DATA LINES
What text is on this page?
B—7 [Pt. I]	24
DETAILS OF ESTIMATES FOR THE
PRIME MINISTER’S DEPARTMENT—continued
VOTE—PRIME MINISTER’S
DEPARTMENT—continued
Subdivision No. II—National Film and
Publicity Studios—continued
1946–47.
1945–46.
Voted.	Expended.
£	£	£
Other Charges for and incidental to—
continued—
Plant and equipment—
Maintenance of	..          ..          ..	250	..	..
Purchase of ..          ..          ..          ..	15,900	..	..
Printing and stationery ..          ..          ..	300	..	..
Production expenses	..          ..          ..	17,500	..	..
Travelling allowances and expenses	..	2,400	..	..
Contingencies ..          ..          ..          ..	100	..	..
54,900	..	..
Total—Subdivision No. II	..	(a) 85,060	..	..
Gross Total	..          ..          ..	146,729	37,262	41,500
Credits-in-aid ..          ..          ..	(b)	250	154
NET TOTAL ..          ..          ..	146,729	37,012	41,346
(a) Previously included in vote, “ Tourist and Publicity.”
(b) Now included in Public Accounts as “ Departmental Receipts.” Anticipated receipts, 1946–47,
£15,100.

THE REQUEST
Copy out the lines in which the string "continued" appears.

FULL ANSWER
PRIME MINISTER’S DEPARTMENT—continued
DEPARTMENT—continued
Publicity Studios—continued
continued—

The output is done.